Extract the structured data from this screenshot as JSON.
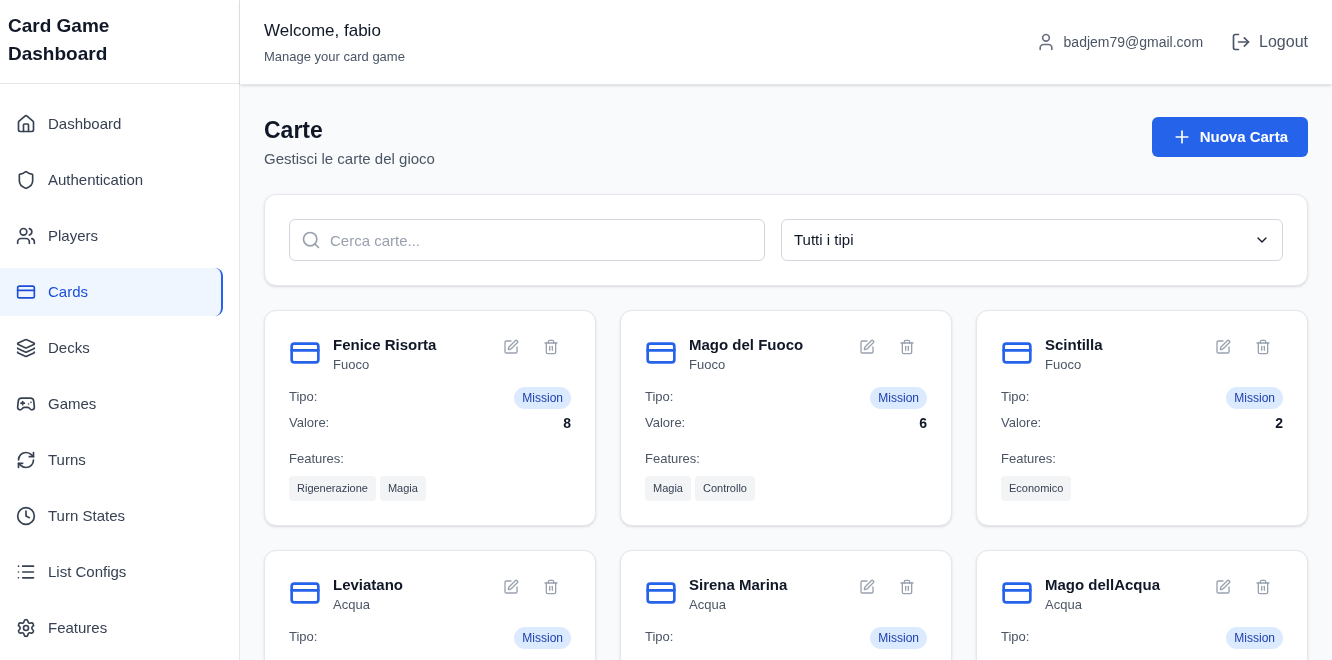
{
  "sidebar": {
    "title": "Card Game Dashboard",
    "items": [
      {
        "label": "Dashboard",
        "selected": false
      },
      {
        "label": "Authentication",
        "selected": false
      },
      {
        "label": "Players",
        "selected": false
      },
      {
        "label": "Cards",
        "selected": true
      },
      {
        "label": "Decks",
        "selected": false
      },
      {
        "label": "Games",
        "selected": false
      },
      {
        "label": "Turns",
        "selected": false
      },
      {
        "label": "Turn States",
        "selected": false
      },
      {
        "label": "List Configs",
        "selected": false
      },
      {
        "label": "Features",
        "selected": false
      }
    ]
  },
  "header": {
    "welcome": "Welcome, fabio",
    "subtitle": "Manage your card game",
    "email": "badjem79@gmail.com",
    "logout": "Logout"
  },
  "page": {
    "title": "Carte",
    "subtitle": "Gestisci le carte del gioco",
    "new_button": "Nuova Carta"
  },
  "filters": {
    "search_placeholder": "Cerca carte...",
    "type_select": "Tutti i tipi"
  },
  "cards": [
    {
      "name": "Fenice Risorta",
      "element": "Fuoco",
      "type_label": "Tipo:",
      "type": "Mission",
      "value_label": "Valore:",
      "value": "8",
      "features_label": "Features:",
      "features": [
        "Rigenerazione",
        "Magia"
      ]
    },
    {
      "name": "Mago del Fuoco",
      "element": "Fuoco",
      "type_label": "Tipo:",
      "type": "Mission",
      "value_label": "Valore:",
      "value": "6",
      "features_label": "Features:",
      "features": [
        "Magia",
        "Controllo"
      ]
    },
    {
      "name": "Scintilla",
      "element": "Fuoco",
      "type_label": "Tipo:",
      "type": "Mission",
      "value_label": "Valore:",
      "value": "2",
      "features_label": "Features:",
      "features": [
        "Economico"
      ]
    },
    {
      "name": "Leviatano",
      "element": "Acqua",
      "type_label": "Tipo:",
      "type": "Mission"
    },
    {
      "name": "Sirena Marina",
      "element": "Acqua",
      "type_label": "Tipo:",
      "type": "Mission"
    },
    {
      "name": "Mago dellAcqua",
      "element": "Acqua",
      "type_label": "Tipo:",
      "type": "Mission"
    }
  ]
}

### TASK BRIEF
Leave out the pictures and copy the rest of the material above exactly.

### RESULT OF THIS EXERCISE
Extract the structured data from this screenshot as JSON.
{
  "sidebar": {
    "title": "Card Game Dashboard",
    "items": [
      {
        "label": "Dashboard",
        "selected": false
      },
      {
        "label": "Authentication",
        "selected": false
      },
      {
        "label": "Players",
        "selected": false
      },
      {
        "label": "Cards",
        "selected": true
      },
      {
        "label": "Decks",
        "selected": false
      },
      {
        "label": "Games",
        "selected": false
      },
      {
        "label": "Turns",
        "selected": false
      },
      {
        "label": "Turn States",
        "selected": false
      },
      {
        "label": "List Configs",
        "selected": false
      },
      {
        "label": "Features",
        "selected": false
      }
    ]
  },
  "header": {
    "welcome": "Welcome, fabio",
    "subtitle": "Manage your card game",
    "email": "badjem79@gmail.com",
    "logout": "Logout"
  },
  "page": {
    "title": "Carte",
    "subtitle": "Gestisci le carte del gioco",
    "new_button": "Nuova Carta"
  },
  "filters": {
    "search_placeholder": "Cerca carte...",
    "type_select": "Tutti i tipi"
  },
  "cards": [
    {
      "name": "Fenice Risorta",
      "element": "Fuoco",
      "type_label": "Tipo:",
      "type": "Mission",
      "value_label": "Valore:",
      "value": "8",
      "features_label": "Features:",
      "features": [
        "Rigenerazione",
        "Magia"
      ]
    },
    {
      "name": "Mago del Fuoco",
      "element": "Fuoco",
      "type_label": "Tipo:",
      "type": "Mission",
      "value_label": "Valore:",
      "value": "6",
      "features_label": "Features:",
      "features": [
        "Magia",
        "Controllo"
      ]
    },
    {
      "name": "Scintilla",
      "element": "Fuoco",
      "type_label": "Tipo:",
      "type": "Mission",
      "value_label": "Valore:",
      "value": "2",
      "features_label": "Features:",
      "features": [
        "Economico"
      ]
    },
    {
      "name": "Leviatano",
      "element": "Acqua",
      "type_label": "Tipo:",
      "type": "Mission"
    },
    {
      "name": "Sirena Marina",
      "element": "Acqua",
      "type_label": "Tipo:",
      "type": "Mission"
    },
    {
      "name": "Mago dellAcqua",
      "element": "Acqua",
      "type_label": "Tipo:",
      "type": "Mission"
    }
  ]
}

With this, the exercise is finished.